* EXERCISE DIRECTIONS: Identify, in the records below, every line where the string "color" appears, and copy each such line.

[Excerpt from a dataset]

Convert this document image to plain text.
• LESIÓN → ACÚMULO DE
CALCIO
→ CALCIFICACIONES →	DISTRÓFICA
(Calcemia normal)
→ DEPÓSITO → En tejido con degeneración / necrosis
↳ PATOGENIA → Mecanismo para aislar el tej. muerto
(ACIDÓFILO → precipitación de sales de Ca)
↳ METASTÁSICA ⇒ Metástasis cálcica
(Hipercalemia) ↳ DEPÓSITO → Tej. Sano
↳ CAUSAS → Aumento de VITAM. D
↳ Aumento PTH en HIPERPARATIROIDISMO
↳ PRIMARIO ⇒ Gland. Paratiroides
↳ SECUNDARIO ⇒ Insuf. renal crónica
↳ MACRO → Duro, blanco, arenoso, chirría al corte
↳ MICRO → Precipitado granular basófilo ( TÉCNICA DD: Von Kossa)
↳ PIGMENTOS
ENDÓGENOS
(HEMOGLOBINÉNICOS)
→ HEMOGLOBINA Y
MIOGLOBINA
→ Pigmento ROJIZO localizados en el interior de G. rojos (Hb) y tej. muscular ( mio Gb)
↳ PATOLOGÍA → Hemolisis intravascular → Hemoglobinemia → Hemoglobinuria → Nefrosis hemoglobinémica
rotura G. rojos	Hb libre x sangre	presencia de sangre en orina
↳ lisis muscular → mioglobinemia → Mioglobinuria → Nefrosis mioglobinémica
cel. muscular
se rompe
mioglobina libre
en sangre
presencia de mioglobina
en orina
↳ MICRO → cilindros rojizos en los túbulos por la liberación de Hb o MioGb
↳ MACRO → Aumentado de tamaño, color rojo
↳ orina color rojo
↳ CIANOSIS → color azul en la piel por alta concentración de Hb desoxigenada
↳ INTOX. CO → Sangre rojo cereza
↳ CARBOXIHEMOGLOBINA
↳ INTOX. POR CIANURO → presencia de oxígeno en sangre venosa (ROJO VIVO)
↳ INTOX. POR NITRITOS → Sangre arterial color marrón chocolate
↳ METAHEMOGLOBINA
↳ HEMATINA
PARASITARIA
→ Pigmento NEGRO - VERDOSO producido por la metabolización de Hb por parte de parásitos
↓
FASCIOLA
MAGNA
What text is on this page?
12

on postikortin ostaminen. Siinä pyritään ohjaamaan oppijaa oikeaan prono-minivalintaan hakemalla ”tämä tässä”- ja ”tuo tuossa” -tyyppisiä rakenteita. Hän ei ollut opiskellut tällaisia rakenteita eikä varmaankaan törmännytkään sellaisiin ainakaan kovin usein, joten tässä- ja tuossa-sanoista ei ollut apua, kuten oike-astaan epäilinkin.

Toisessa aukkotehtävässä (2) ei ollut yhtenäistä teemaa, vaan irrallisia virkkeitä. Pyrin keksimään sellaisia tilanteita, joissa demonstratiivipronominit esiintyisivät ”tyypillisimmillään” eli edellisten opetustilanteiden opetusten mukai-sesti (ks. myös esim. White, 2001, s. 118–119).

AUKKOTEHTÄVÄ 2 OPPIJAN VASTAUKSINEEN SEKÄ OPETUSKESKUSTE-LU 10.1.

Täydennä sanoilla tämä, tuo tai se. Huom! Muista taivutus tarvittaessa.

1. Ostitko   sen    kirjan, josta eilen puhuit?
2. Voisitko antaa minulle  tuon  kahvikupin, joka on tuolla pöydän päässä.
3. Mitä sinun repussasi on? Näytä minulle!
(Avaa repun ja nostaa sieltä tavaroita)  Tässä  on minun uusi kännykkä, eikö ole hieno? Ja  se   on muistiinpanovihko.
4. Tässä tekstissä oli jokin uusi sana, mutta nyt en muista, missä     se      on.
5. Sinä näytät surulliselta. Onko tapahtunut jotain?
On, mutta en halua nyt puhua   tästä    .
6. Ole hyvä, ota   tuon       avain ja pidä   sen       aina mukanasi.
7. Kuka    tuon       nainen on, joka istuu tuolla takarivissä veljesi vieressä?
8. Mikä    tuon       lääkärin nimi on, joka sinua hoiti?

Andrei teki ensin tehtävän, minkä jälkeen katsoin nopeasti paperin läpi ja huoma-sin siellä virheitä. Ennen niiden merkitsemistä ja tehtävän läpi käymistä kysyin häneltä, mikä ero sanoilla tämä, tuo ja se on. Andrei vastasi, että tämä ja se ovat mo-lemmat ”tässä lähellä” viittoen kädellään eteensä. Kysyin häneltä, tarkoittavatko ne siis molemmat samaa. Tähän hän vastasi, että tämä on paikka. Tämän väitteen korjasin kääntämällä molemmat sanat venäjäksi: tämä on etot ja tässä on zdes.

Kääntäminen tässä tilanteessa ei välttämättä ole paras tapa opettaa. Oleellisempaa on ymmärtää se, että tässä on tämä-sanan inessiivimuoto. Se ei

* * *

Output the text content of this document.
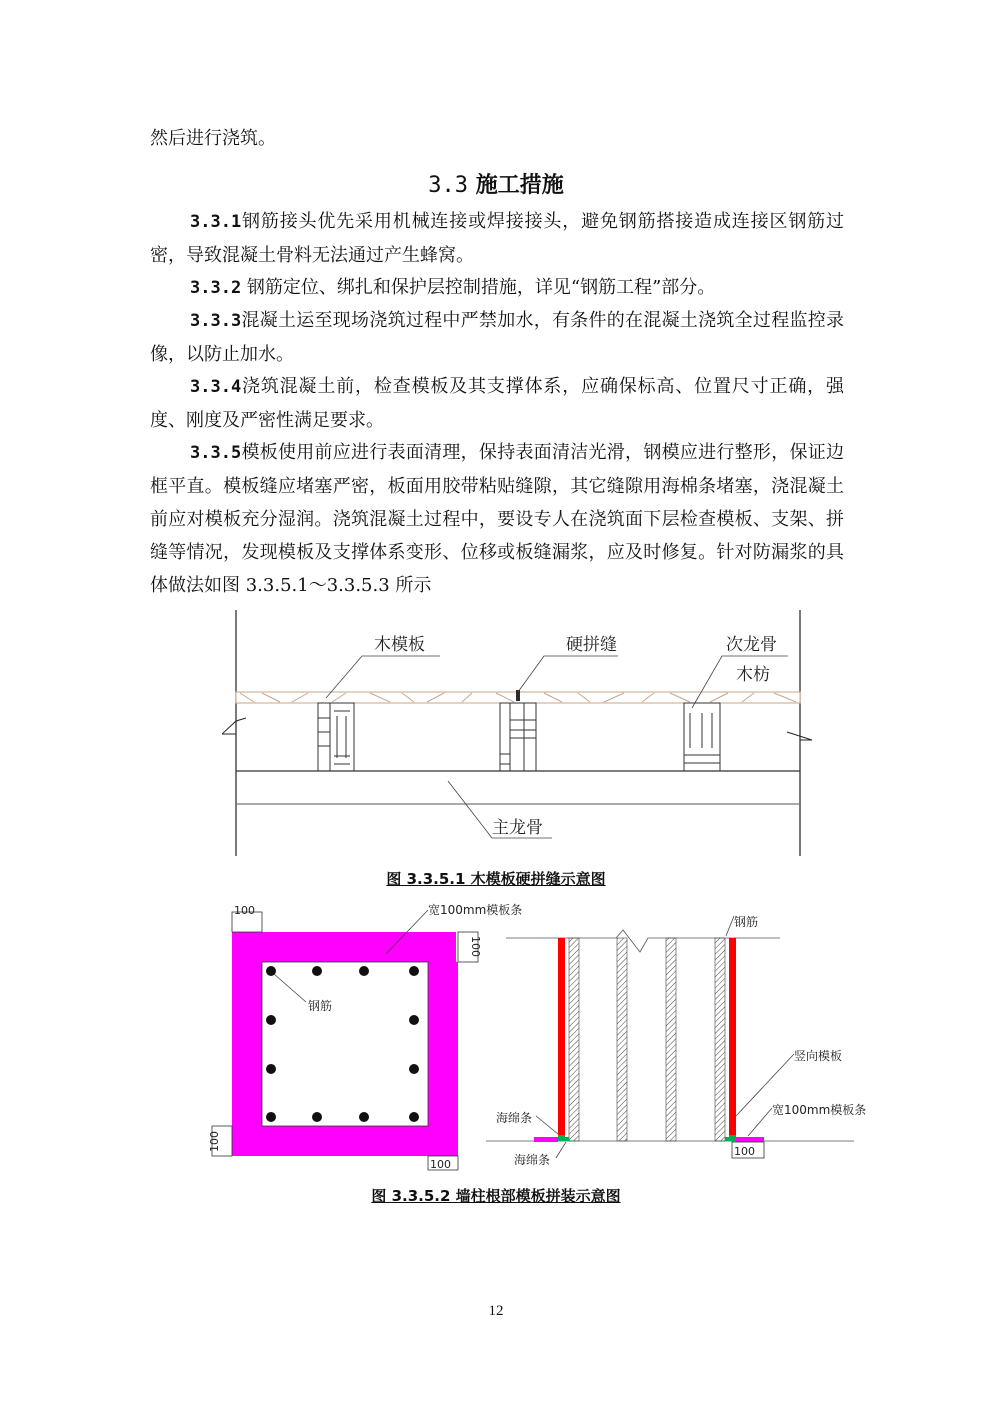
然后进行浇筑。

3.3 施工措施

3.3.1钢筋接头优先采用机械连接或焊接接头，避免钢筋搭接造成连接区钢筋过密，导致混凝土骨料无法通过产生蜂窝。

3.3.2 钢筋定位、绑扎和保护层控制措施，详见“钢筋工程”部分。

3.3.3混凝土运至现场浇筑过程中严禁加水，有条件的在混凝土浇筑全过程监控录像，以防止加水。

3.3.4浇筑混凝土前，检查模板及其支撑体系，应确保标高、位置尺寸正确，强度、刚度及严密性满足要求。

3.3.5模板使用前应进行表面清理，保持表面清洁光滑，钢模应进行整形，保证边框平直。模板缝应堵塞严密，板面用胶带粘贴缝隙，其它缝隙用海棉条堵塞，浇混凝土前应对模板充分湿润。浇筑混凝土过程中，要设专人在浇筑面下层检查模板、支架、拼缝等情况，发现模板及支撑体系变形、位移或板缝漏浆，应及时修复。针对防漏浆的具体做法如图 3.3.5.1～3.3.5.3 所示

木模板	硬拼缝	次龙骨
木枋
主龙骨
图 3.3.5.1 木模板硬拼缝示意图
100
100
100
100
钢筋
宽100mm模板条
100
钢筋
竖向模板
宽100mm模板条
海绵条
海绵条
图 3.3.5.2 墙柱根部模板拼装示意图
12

* ANSWER FOR THE TASK:
↳ MACRO → Aumentado de tamaño, color rojo
↳ orina color rojo
↳ CIANOSIS → color azul en la piel por alta concentración de Hb desoxigenada
↳ INTOX. POR NITRITOS → Sangre arterial color marrón chocolate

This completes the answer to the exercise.